Report how many lines in the listing below include the word "color". Write nothing besides the number.

◇ ◇ ◇ ◇ ◇ ◇ ◇

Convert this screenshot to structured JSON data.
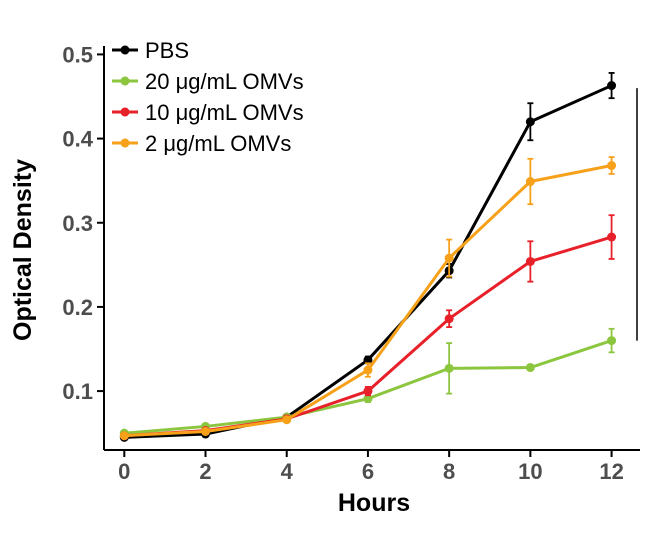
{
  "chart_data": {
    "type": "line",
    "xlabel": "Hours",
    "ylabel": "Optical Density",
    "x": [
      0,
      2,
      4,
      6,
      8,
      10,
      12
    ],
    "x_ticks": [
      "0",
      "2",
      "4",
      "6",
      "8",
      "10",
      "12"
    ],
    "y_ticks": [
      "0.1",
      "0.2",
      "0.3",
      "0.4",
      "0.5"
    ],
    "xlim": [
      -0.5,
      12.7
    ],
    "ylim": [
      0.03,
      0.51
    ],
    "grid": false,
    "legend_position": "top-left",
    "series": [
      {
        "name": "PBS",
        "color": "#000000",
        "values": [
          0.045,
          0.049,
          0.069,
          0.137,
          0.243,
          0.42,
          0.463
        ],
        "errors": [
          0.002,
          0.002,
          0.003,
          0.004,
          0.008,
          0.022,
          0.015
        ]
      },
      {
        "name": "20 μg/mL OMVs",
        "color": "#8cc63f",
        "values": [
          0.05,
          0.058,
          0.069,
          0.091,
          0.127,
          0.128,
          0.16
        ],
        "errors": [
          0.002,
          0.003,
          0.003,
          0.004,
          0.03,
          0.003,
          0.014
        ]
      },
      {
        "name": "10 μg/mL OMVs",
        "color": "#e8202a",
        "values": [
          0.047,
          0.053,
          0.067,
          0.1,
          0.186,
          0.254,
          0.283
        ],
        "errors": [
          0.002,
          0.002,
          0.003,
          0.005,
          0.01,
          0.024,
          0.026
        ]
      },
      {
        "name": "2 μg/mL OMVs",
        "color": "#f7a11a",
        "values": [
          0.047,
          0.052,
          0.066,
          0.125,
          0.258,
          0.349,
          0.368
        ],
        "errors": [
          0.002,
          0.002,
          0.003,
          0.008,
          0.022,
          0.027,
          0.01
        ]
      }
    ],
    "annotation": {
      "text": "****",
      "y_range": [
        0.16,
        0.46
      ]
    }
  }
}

◇ ◇ ◇ ◇ ◇ ◇ ◇

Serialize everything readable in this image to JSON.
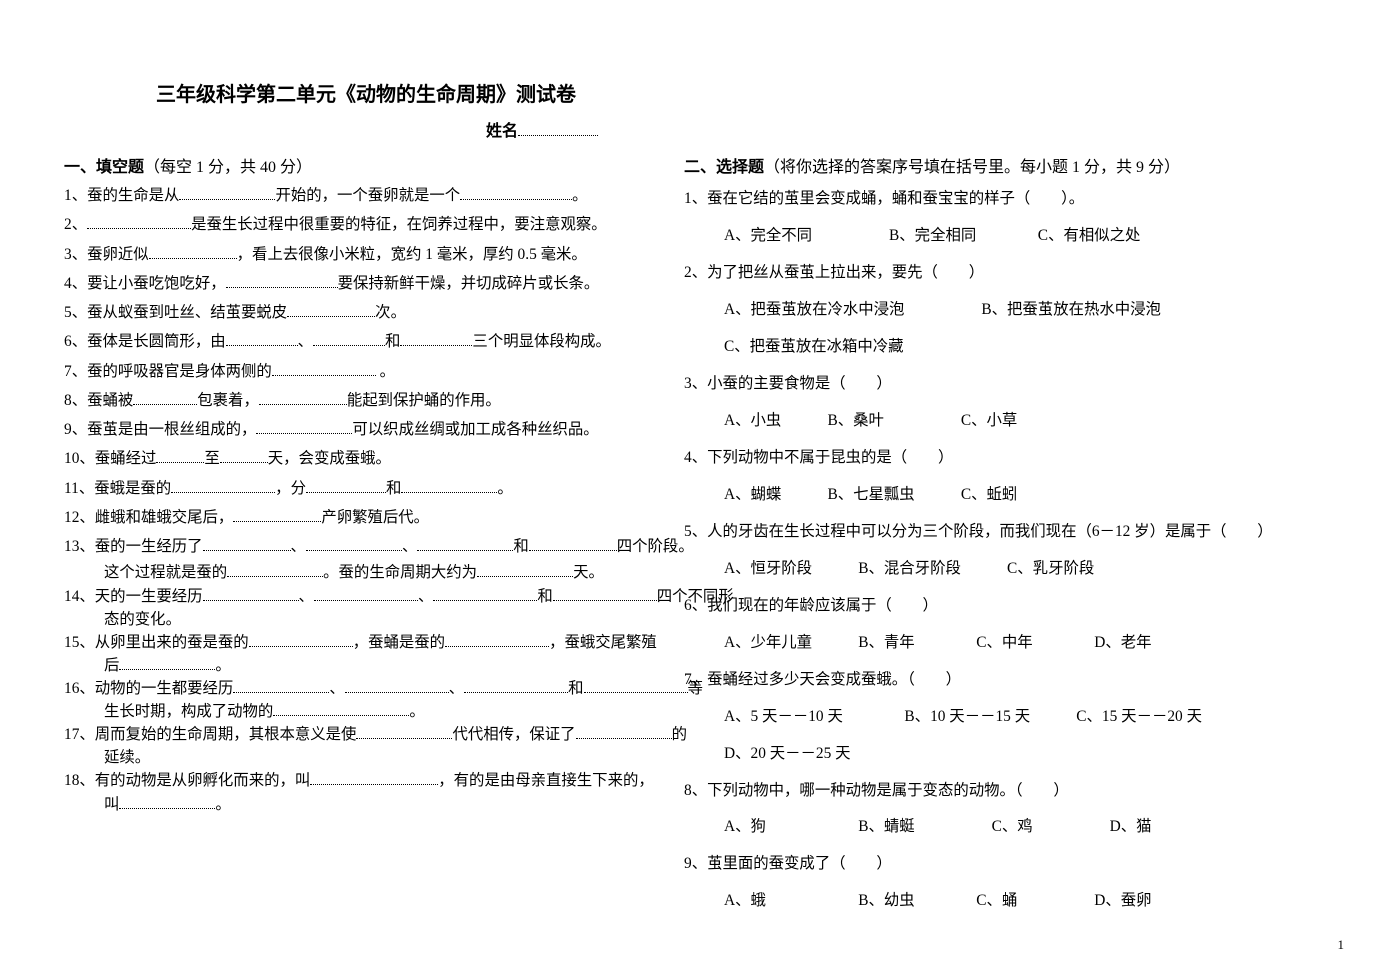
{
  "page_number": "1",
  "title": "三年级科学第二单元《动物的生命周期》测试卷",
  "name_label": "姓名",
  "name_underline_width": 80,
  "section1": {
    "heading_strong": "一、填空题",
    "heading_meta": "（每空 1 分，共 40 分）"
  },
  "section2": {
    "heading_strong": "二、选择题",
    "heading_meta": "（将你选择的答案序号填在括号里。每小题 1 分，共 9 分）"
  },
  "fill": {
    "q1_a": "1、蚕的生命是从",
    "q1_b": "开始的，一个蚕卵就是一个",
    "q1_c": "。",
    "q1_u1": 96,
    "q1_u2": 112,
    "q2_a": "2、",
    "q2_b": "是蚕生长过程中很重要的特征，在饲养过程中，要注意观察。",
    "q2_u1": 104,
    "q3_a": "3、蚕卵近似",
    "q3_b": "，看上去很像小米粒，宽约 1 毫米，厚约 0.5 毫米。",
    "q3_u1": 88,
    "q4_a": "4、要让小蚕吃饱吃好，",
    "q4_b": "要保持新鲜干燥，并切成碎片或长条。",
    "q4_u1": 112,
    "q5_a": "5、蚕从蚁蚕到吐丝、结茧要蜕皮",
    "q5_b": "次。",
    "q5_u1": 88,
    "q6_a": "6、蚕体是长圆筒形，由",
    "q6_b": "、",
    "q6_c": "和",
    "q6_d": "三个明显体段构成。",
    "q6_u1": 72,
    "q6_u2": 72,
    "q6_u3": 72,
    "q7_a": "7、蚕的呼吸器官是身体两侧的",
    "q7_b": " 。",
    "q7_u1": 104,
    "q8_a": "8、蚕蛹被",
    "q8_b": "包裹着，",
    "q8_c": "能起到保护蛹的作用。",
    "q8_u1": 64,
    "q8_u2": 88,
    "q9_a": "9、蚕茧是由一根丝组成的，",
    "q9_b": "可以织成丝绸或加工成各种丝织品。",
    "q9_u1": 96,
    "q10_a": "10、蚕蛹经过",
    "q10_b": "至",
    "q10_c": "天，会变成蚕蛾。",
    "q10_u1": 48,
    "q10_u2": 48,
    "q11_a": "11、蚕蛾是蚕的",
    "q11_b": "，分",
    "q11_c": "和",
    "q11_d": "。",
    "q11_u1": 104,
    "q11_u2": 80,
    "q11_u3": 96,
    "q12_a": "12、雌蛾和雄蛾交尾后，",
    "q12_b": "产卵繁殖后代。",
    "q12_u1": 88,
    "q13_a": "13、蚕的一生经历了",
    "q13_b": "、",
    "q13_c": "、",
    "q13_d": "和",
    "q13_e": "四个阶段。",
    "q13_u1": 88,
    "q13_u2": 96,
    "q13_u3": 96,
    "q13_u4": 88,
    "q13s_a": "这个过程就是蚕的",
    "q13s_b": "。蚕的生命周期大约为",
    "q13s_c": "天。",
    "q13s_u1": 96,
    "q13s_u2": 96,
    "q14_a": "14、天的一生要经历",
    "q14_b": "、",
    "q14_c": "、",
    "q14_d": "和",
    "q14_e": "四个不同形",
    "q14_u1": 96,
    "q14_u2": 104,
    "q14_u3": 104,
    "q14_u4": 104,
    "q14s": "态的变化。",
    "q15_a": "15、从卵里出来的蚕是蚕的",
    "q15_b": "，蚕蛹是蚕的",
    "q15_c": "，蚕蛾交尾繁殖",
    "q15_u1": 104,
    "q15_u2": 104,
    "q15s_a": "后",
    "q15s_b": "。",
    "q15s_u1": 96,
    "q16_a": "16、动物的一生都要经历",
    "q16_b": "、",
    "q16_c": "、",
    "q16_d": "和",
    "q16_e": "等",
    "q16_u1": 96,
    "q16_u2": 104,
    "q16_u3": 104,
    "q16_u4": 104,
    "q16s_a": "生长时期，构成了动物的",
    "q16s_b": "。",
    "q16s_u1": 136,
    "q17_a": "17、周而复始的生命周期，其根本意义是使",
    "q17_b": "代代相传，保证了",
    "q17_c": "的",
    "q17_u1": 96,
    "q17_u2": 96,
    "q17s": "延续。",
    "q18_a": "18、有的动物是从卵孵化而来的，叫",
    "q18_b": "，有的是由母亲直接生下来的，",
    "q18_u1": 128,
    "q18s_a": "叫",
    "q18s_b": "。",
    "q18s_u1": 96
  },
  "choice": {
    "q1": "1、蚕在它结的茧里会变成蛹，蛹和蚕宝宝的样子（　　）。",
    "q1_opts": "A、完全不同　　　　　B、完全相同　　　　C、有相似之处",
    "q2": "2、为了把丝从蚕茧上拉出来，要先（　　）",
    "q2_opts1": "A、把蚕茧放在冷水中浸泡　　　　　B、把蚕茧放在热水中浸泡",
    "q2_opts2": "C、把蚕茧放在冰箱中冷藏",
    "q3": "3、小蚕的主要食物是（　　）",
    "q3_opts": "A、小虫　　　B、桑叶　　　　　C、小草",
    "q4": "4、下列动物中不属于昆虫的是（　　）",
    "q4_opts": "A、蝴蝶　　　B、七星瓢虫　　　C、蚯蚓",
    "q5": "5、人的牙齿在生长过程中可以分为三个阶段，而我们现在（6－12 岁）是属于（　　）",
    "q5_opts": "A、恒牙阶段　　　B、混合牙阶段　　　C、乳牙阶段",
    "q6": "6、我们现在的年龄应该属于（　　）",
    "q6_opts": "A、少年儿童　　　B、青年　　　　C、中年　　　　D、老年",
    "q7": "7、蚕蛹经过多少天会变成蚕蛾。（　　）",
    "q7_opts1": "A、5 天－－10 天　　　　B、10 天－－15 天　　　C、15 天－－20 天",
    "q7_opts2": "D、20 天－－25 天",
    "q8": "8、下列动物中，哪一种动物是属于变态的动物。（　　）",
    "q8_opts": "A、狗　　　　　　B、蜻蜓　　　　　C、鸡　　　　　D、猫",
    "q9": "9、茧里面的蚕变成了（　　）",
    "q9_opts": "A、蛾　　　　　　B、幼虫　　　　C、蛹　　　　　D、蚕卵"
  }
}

◇ ◇ ◇ ◇ ◇ ◇ ◇

- [ANSWER]:
4